I 'did Relate' with my XH. Every week, I was shrunk into the side of the sofa we were sitting on, weeping in horror at what he was telling the therapist about what kind of person I was. He would never talk about the sessions, before or after, just punished me with stony silence and that barely suppressed fury that taught me that I should have no opinion.

I'm not sure how to get my feeling across to him that this has to change because talking certainly hasn't helped so far.

I felt exactly that, and hope that by going to Relate, somehow I would get through to him and that we needed a third party (therapist) to somehow referee and that he would finally 'get it.' There was my mistake. My communication skills were not the problem, his righteous attachment to punishing me for my mistakes and flaws was the problem. And there was nothing I could do about that except get him away from me, before the dcs became 24hour prisoners in a home where one beloved parent abuses and controls the other. I couldn't stand that prospect. Nor the certainty that I would become a stammering shell of the person I used to be.

Floflo10 · 04/10/2015 12:48

I haven't booked one yet but I think you're right hill farmer. Maybe by myself is better first.

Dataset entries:
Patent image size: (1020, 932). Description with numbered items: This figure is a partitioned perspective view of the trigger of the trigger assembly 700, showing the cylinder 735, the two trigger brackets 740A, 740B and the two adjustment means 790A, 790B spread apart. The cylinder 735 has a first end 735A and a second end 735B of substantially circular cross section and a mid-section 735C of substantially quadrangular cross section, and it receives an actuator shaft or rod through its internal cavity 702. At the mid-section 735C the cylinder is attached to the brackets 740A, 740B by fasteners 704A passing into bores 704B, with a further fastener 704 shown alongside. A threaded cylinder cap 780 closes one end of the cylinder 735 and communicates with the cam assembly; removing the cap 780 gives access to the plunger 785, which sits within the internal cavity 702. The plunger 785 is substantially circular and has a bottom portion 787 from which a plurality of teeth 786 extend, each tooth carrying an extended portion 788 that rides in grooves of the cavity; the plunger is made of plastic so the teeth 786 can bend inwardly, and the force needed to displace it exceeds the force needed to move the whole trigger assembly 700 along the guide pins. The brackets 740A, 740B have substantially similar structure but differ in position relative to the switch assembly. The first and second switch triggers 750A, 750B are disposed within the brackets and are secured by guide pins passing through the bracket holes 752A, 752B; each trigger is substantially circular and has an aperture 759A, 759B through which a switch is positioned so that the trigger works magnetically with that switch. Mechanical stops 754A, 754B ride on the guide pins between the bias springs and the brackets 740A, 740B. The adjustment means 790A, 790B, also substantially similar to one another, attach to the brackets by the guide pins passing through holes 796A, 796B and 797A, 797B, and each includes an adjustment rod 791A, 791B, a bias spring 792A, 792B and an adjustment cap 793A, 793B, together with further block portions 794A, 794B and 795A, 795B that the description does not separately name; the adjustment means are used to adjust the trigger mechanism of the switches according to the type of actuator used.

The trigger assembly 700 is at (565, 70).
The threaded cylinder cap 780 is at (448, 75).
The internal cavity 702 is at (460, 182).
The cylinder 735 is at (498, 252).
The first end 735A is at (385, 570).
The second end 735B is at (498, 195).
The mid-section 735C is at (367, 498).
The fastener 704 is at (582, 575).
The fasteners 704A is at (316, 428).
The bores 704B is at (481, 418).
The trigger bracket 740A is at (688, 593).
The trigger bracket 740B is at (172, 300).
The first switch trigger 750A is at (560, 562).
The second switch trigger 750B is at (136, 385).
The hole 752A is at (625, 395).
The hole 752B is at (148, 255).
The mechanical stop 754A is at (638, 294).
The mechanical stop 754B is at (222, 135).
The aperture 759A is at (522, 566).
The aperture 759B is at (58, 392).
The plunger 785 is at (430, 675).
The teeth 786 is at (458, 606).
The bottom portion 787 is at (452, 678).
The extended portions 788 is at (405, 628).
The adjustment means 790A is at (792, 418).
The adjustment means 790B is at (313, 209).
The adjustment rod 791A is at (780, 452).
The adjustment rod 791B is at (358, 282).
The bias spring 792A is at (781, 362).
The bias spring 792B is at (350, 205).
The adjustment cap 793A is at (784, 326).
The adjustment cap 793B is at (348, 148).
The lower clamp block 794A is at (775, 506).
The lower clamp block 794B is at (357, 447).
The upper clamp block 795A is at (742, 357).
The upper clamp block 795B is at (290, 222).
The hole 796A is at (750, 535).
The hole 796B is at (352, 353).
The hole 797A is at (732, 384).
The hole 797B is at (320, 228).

Required tasks:
(1) In the forum post, how did the XH treat the Relate sessions before and after them?
(2) Copy out the part of the forum post from "I'm not sure" to "is better first.".
The rows have no role in any of this.

Expected responses:
(1) He never talked about them and punished the writer with stony silence and barely suppressed fury.

(2)
I'm not sure how to get my feeling across to him that this has to change because talking certainly hasn't helped so far.

I felt exactly that, and hope that by going to Relate, somehow I would get through to him and that we needed a third party (therapist) to somehow referee and that he would finally 'get it.' There was my mistake. My communication skills were not the problem, his righteous attachment to punishing me for my mistakes and flaws was the problem. And there was nothing I could do about that except get him away from me, before the dcs became 24hour prisoners in a home where one beloved parent abuses and controls the other. I couldn't stand that prospect. Nor the certainty that I would become a stammering shell of the person I used to be.

Floflo10 · 04/10/2015 12:48

I haven't booked one yet but I think you're right hill farmer. Maybe by myself is better first.